## Short exercise
Copy all lines below exactly as written. Leave pictures out.

-- start Information supplied --

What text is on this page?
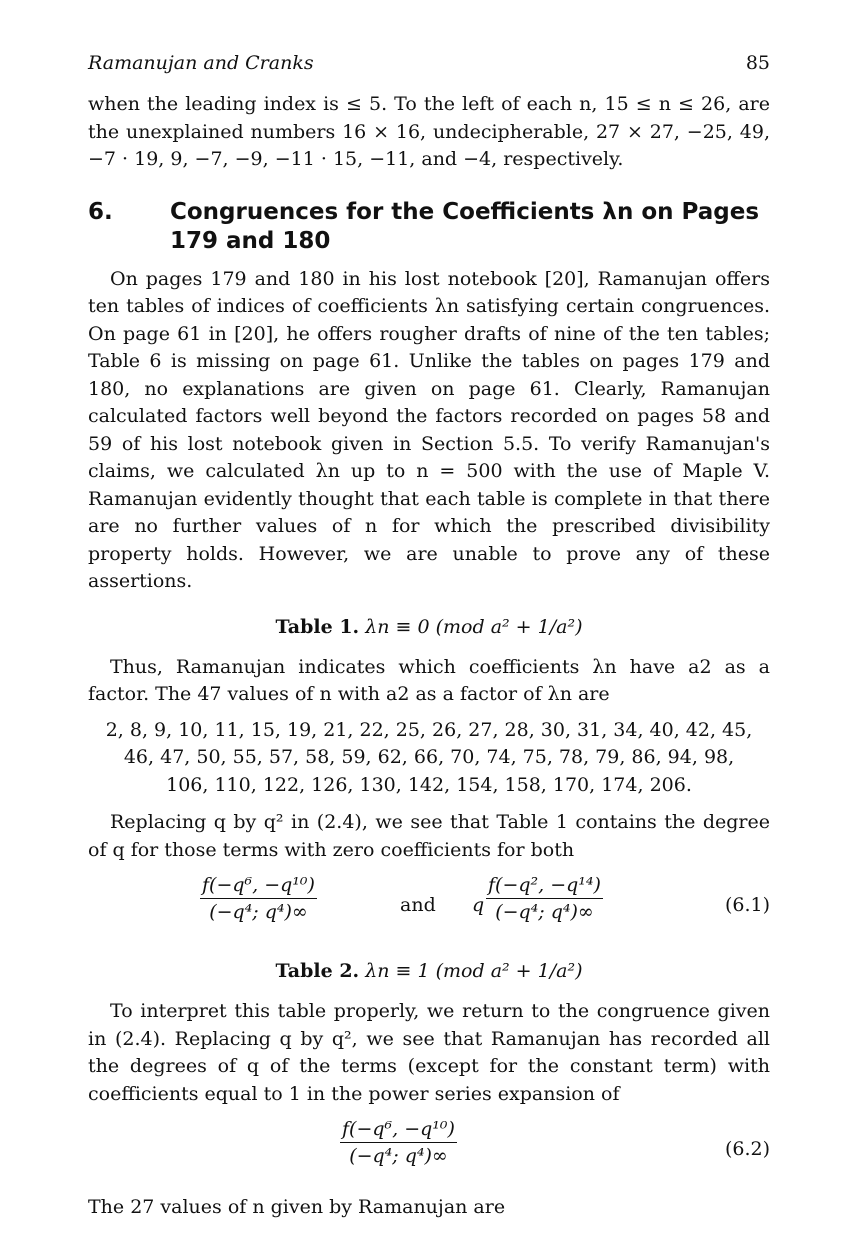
Ramanujan and Cranks	85

when the leading index is ≤ 5. To the left of each n, 15 ≤ n ≤ 26, are the unexplained numbers 16 × 16, undecipherable, 27 × 27, −25, 49, −7 · 19, 9, −7, −9, −11 · 15, −11, and −4, respectively.

6.	Congruences for the Coefficients λn on Pages 179 and 180

On pages 179 and 180 in his lost notebook [20], Ramanujan offers ten tables of indices of coefficients λn satisfying certain congruences. On page 61 in [20], he offers rougher drafts of nine of the ten tables; Table 6 is missing on page 61. Unlike the tables on pages 179 and 180, no explanations are given on page 61. Clearly, Ramanujan calculated factors well beyond the factors recorded on pages 58 and 59 of his lost notebook given in Section 5.5. To verify Ramanujan's claims, we calculated λn up to n = 500 with the use of Maple V. Ramanujan evidently thought that each table is complete in that there are no further values of n for which the prescribed divisibility property holds. However, we are unable to prove any of these assertions.

Table 1. λn ≡ 0 (mod a² + 1/a²)

Thus, Ramanujan indicates which coefficients λn have a2 as a factor. The 47 values of n with a2 as a factor of λn are

2, 8, 9, 10, 11, 15, 19, 21, 22, 25, 26, 27, 28, 30, 31, 34, 40, 42, 45,
46, 47, 50, 55, 57, 58, 59, 62, 66, 70, 74, 75, 78, 79, 86, 94, 98,
106, 110, 122, 126, 130, 142, 154, 158, 170, 174, 206.

Replacing q by q² in (2.4), we see that Table 1 contains the degree of q for those terms with zero coefficients for both

$\frac{\text{f(−q⁶, −q¹⁰)}}{\text{(−q⁴; q⁴)∞}}$	and q $\frac{\text{f(−q², −q¹⁴)}}{\text{(−q⁴; q⁴)∞}}$	(6.1)
Table 2. λn ≡ 1 (mod a² + 1/a²)

To interpret this table properly, we return to the congruence given in (2.4). Replacing q by q², we see that Ramanujan has recorded all the degrees of q of the terms (except for the constant term) with coefficients equal to 1 in the power series expansion of

$\frac{\text{f(−q⁶, −q¹⁰)}}{\text{(−q⁴; q⁴)∞}}$	(6.2)

The 27 values of n given by Ramanujan are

-- end Information supplied --

## Correct answer
What text is on this page?
Ramanujan and Cranks	85

when the leading index is ≤ 5. To the left of each n, 15 ≤ n ≤ 26, are the unexplained numbers 16 × 16, undecipherable, 27 × 27, −25, 49, −7 · 19, 9, −7, −9, −11 · 15, −11, and −4, respectively.

6.	Congruences for the Coefficients λn on Pages 179 and 180

On pages 179 and 180 in his lost notebook [20], Ramanujan offers ten tables of indices of coefficients λn satisfying certain congruences. On page 61 in [20], he offers rougher drafts of nine of the ten tables; Table 6 is missing on page 61. Unlike the tables on pages 179 and 180, no explanations are given on page 61. Clearly, Ramanujan calculated factors well beyond the factors recorded on pages 58 and 59 of his lost notebook given in Section 5.5. To verify Ramanujan's claims, we calculated λn up to n = 500 with the use of Maple V. Ramanujan evidently thought that each table is complete in that there are no further values of n for which the prescribed divisibility property holds. However, we are unable to prove any of these assertions.

Table 1. λn ≡ 0 (mod a² + 1/a²)

Thus, Ramanujan indicates which coefficients λn have a2 as a factor. The 47 values of n with a2 as a factor of λn are

2, 8, 9, 10, 11, 15, 19, 21, 22, 25, 26, 27, 28, 30, 31, 34, 40, 42, 45,
46, 47, 50, 55, 57, 58, 59, 62, 66, 70, 74, 75, 78, 79, 86, 94, 98,
106, 110, 122, 126, 130, 142, 154, 158, 170, 174, 206.

Replacing q by q² in (2.4), we see that Table 1 contains the degree of q for those terms with zero coefficients for both

$\frac{\text{f(−q⁶, −q¹⁰)}}{\text{(−q⁴; q⁴)∞}}$	and q $\frac{\text{f(−q², −q¹⁴)}}{\text{(−q⁴; q⁴)∞}}$	(6.1)
Table 2. λn ≡ 1 (mod a² + 1/a²)

To interpret this table properly, we return to the congruence given in (2.4). Replacing q by q², we see that Ramanujan has recorded all the degrees of q of the terms (except for the constant term) with coefficients equal to 1 in the power series expansion of

$\frac{\text{f(−q⁶, −q¹⁰)}}{\text{(−q⁴; q⁴)∞}}$	(6.2)

The 27 values of n given by Ramanujan are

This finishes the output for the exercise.